##### Source excerpt
When we look into areas of ushering change; when we talk high about empowering women, encouraging change; education of the girl child is most pressing. “When you educate a man, you educate an individual and when you educate a woman, you educate an entire family.” This thought is manifold; self-confidence, intelligence, determination and independence are what education endows a woman with paving the way for her to make a progressive family.

If we delve deeper into this, we can certainly understand that girls not attending school, seem to be higher in number than boys. Millions of girls every single year are denied accesses to protection, psycho-social support and most importantly the right to education. Owing to this, girls are being continually subjected to sexual assault, domestic violence and deprived childhood. Sexual health and reproductive rights are contravened every single day and most women stay mute!
##########
* _Set of tasks_:
[A] Name every quality that, according to the passage on girls' education, education gives a woman.
[B] In the passage on girls' education, which group is said to be higher in number among children not attending school?
[C] Carry the passage on girls' education forward, starting after its final sentence.
##### Recorded data
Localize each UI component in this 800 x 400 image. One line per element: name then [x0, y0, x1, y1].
##########
* _The replies_:
[A] Self-confidence, intelligence, determination, and independence.

[B] Girls.

[C]
The blessing is that, India contains in her a steel determination in reaching education to all her children, predominantly her girls. India has proudly declared education as a fundamental right which secures constitutional provisions for the girl child to receive compulsory free education. Campaigns like the ‘Sarva Shiksha Abhiyan’ reiterate the importance of elementary education and its effect on our society.

Often educated women too are subject to persecution which restricts their inner potential from impacting the country’s development. Complete denial of independence aggravates gender inequalities and prepares women to remain in confinements perpetually. All of this subjugation stems primarily from prejudice that abounds in our society. ‘Girls are irrational, domestic beings and most importantly slow learners, then why bother educating them?’ is the thought that governs most minds.

This thought needs to change. It is time we start observing women as winds of change! A boorish ignorant mother soon needs to be wiped away from India’s face so that matters of hygiene and sanitation can be taught to the girl child right from her tender years. Malnourishment, a living illustration of this problem needs to be tackled vehemently by both the government and the society so that the health of the girl child is not compromised upon.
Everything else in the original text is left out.